#### [DATASET]
========
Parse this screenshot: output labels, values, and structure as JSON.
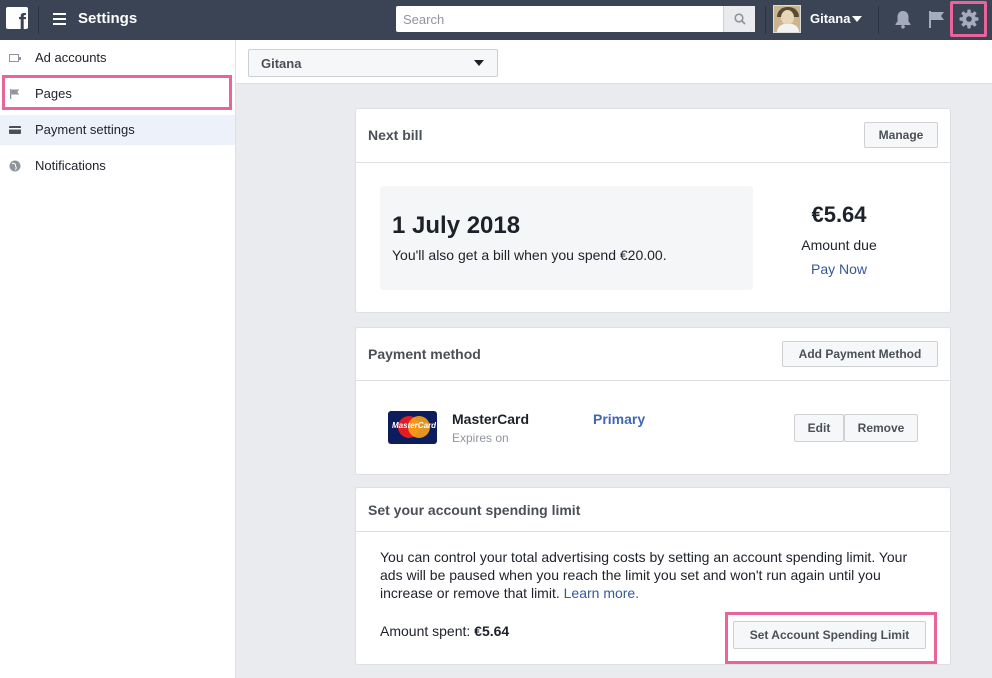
{
  "topbar": {
    "logo": "f",
    "title": "Settings",
    "search_placeholder": "Search",
    "user_name": "Gitana",
    "icons": [
      "menu-icon",
      "search-icon",
      "bell-icon",
      "flag-icon",
      "gear-icon"
    ]
  },
  "sidebar": {
    "items": [
      {
        "label": "Ad accounts",
        "icon": "ad-accounts-icon"
      },
      {
        "label": "Pages",
        "icon": "flag-icon"
      },
      {
        "label": "Payment settings",
        "icon": "credit-card-icon",
        "active": true
      },
      {
        "label": "Notifications",
        "icon": "globe-icon"
      }
    ]
  },
  "account_selector": {
    "value": "Gitana"
  },
  "next_bill": {
    "title": "Next bill",
    "manage_label": "Manage",
    "date": "1 July 2018",
    "subtext": "You'll also get a bill when you spend €20.00.",
    "amount": "€5.64",
    "amount_label": "Amount due",
    "pay_now_label": "Pay Now"
  },
  "payment_method": {
    "title": "Payment method",
    "add_label": "Add Payment Method",
    "card_logo_text": "MasterCard",
    "card_name": "MasterCard",
    "expires": "Expires on",
    "status": "Primary",
    "edit_label": "Edit",
    "remove_label": "Remove"
  },
  "spending_limit": {
    "title": "Set your account spending limit",
    "description": "You can control your total advertising costs by setting an account spending limit. Your ads will be paused when you reach the limit you set and won't run again until you increase or remove that limit.",
    "learn_more": "Learn more.",
    "amount_spent_label": "Amount spent:",
    "amount_spent_value": "€5.64",
    "button_label": "Set Account Spending Limit"
  },
  "colors": {
    "topbar": "#3b4455",
    "highlight": "#e8649b",
    "link": "#365899",
    "primary": "#4267b2"
  }
}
========
#### [WHAT THE EXERCISE ASKS]
For the records above, state how many lines include the string "accounts", giving the number and nothing else.

#### [THE OUTPUT]
2